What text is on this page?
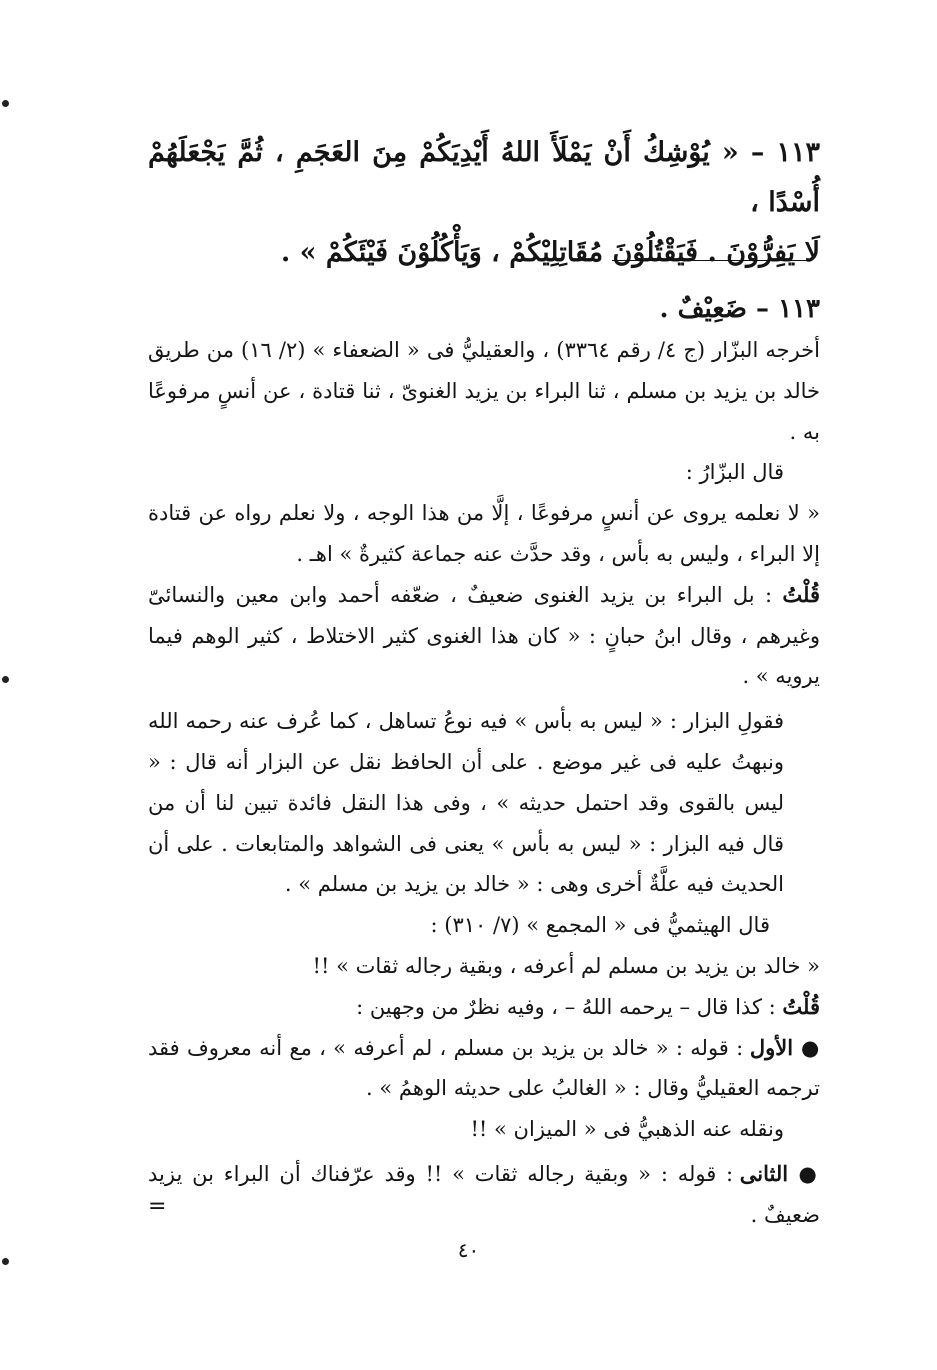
١١٣ – « يُوْشِكُ أَنْ يَمْلَأَ اللهُ أَيْدِيَكُمْ مِنَ العَجَمِ ، ثُمَّ يَجْعَلَهُمْ أُسْدًا ،
لَا يَفِرُّوْنَ . فَيَقْتُلُوْنَ مُقَاتِلِيْكُمْ ، وَيَأْكُلُوْنَ فَيْئَكُمْ » .

١١٣ – ضَعِيْفٌ .

أخرجه البزّار (ج ٤/ رقم ٣٣٦٤) ، والعقيليُّ فى « الضعفاء » (٢/ ١٦) من طريق خالد بن يزيد بن مسلم ، ثنا البراء بن يزيد الغنوىّ ، ثنا قتادة ، عن أنسٍ مرفوعًا به .

قال البزّارُ :

« لا نعلمه يروى عن أنسٍ مرفوعًا ، إلَّا من هذا الوجه ، ولا نعلم رواه عن قتادة إلا البراء ، وليس به بأس ، وقد حدَّث عنه جماعة كثيرةٌ » اهـ .

قُلْتُ : بل البراء بن يزيد الغنوى ضعيفٌ ، ضعّفه أحمد وابن معين والنسائىّ وغيرهم ، وقال ابنُ حبانٍ : « كان هذا الغنوى كثير الاختلاط ، كثير الوهم فيما يرويه » .

فقولِ البزار : « ليس به بأس » فيه نوعُ تساهل ، كما عُرف عنه رحمه الله ونبهتُ عليه فى غير موضع . على أن الحافظ نقل عن البزار أنه قال : « ليس بالقوى وقد احتمل حديثه » ، وفى هذا النقل فائدة تبين لنا أن من قال فيه البزار : « ليس به بأس » يعنى فى الشواهد والمتابعات . على أن الحديث فيه علَّةٌ أخرى وهى : « خالد بن يزيد بن مسلم » .

قال الهيثميُّ فى « المجمع » (٧/ ٣١٠) :

« خالد بن يزيد بن مسلم لم أعرفه ، وبقية رجاله ثقات » !!

قُلْتُ : كذا قال – يرحمه اللهُ – ، وفيه نظرٌ من وجهين :

● الأول : قوله : « خالد بن يزيد بن مسلم ، لم أعرفه » ، مع أنه معروف فقد ترجمه العقيليُّ وقال : « الغالبُ على حديثه الوهمُ » .

ونقله عنه الذهبيُّ فى « الميزان » !!

● الثانى : قوله : « وبقية رجاله ثقات » !! وقد عرّفناك أن البراء بن يزيد ضعيفٌ .

=
٤٠
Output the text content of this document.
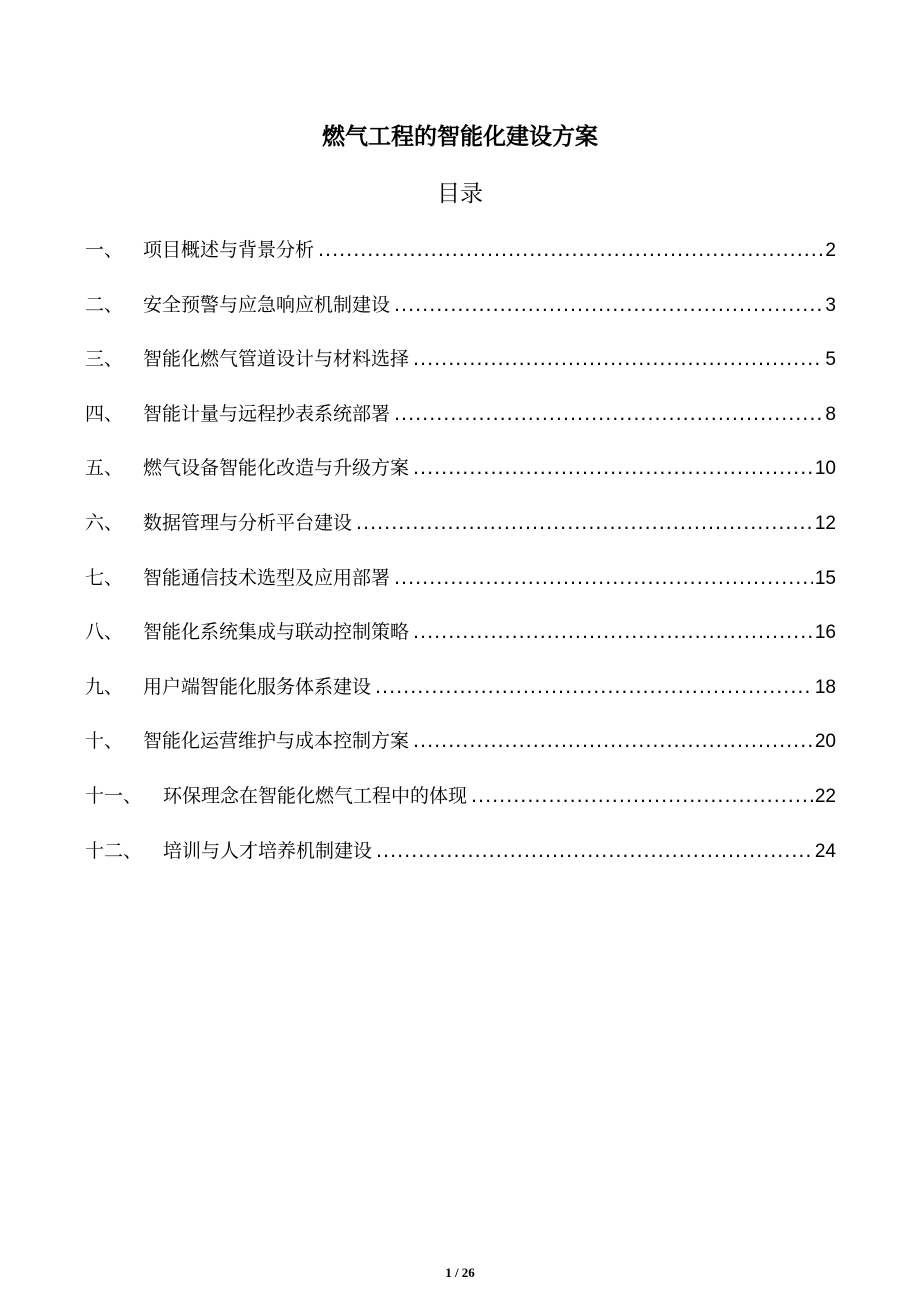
燃气工程的智能化建设方案
目录
一、	项目概述与背景分析 .....	2
二、	安全预警与应急响应机制建设 .....	3
三、	智能化燃气管道设计与材料选择 .....	5
四、	智能计量与远程抄表系统部署 .....	8
五、	燃气设备智能化改造与升级方案 .....	10
六、	数据管理与分析平台建设 .....	12
七、	智能通信技术选型及应用部署 .....	15
八、	智能化系统集成与联动控制策略 .....	16
九、	用户端智能化服务体系建设 .....	18
十、	智能化运营维护与成本控制方案 .....	20
十一、	环保理念在智能化燃气工程中的体现 .....	22
十二、	培训与人才培养机制建设 .....	24
1 / 26
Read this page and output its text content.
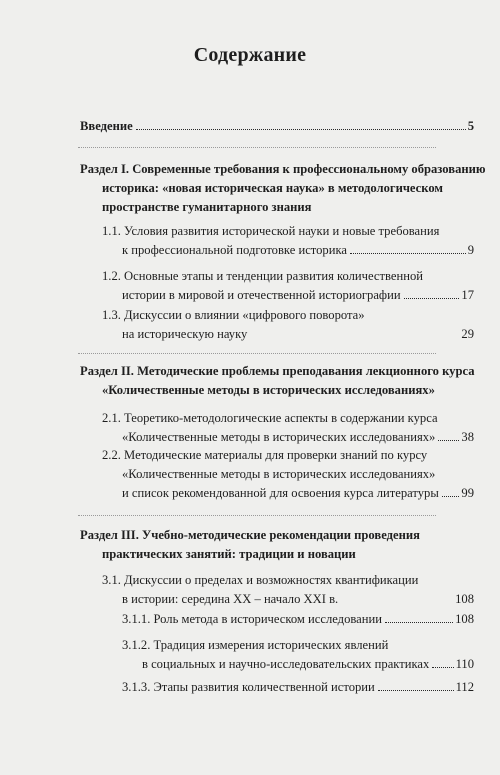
Содержание
Введение	5
Раздел I. Современные требования к профессиональному образованию
историка: «новая историческая наука» в методологическом
пространстве гуманитарного знания
1.1. Условия развития исторической науки и новые требования
к профессиональной подготовке историка	9
1.2. Основные этапы и тенденции развития количественной
истории в мировой и отечественной историографии	17
1.3. Дискуссии о влиянии «цифрового поворота»
на историческую науку	29
Раздел II. Методические проблемы преподавания лекционного курса
«Количественные методы в исторических исследованиях»
2.1. Теоретико-методологические аспекты в содержании курса
«Количественные методы в исторических исследованиях» 38
2.2. Методические материалы для проверки знаний по курсу
«Количественные методы в исторических исследованиях»
и список рекомендованной для освоения курса литературы 99
Раздел III. Учебно-методические рекомендации проведения
практических занятий: традиции и новации
3.1. Дискуссии о пределах и возможностях квантификации
в истории: середина XX – начало XXI в.	108
3.1.1. Роль метода в историческом исследовании	108
3.1.2. Традиция измерения исторических явлений
в социальных и научно-исследовательских практиках 110
3.1.3. Этапы развития количественной истории	112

-*-*-

Pull out every line in the data above that has the word "البراء".

**TASK ANSWER:**
أخرجه البزّار (ج ٤/ رقم ٣٣٦٤) ، والعقيليُّ فى « الضعفاء » (٢/ ١٦) من طريق خالد بن يزيد بن مسلم ، ثنا البراء بن يزيد الغنوىّ ، ثنا قتادة ، عن أنسٍ مرفوعًا به .
« لا نعلمه يروى عن أنسٍ مرفوعًا ، إلَّا من هذا الوجه ، ولا نعلم رواه عن قتادة إلا البراء ، وليس به بأس ، وقد حدَّث عنه جماعة كثيرةٌ » اهـ .
قُلْتُ : بل البراء بن يزيد الغنوى ضعيفٌ ، ضعّفه أحمد وابن معين والنسائىّ وغيرهم ، وقال ابنُ حبانٍ : « كان هذا الغنوى كثير الاختلاط ، كثير الوهم فيما يرويه » .
● الثانى : قوله : « وبقية رجاله ثقات » !! وقد عرّفناك أن البراء بن يزيد ضعيفٌ .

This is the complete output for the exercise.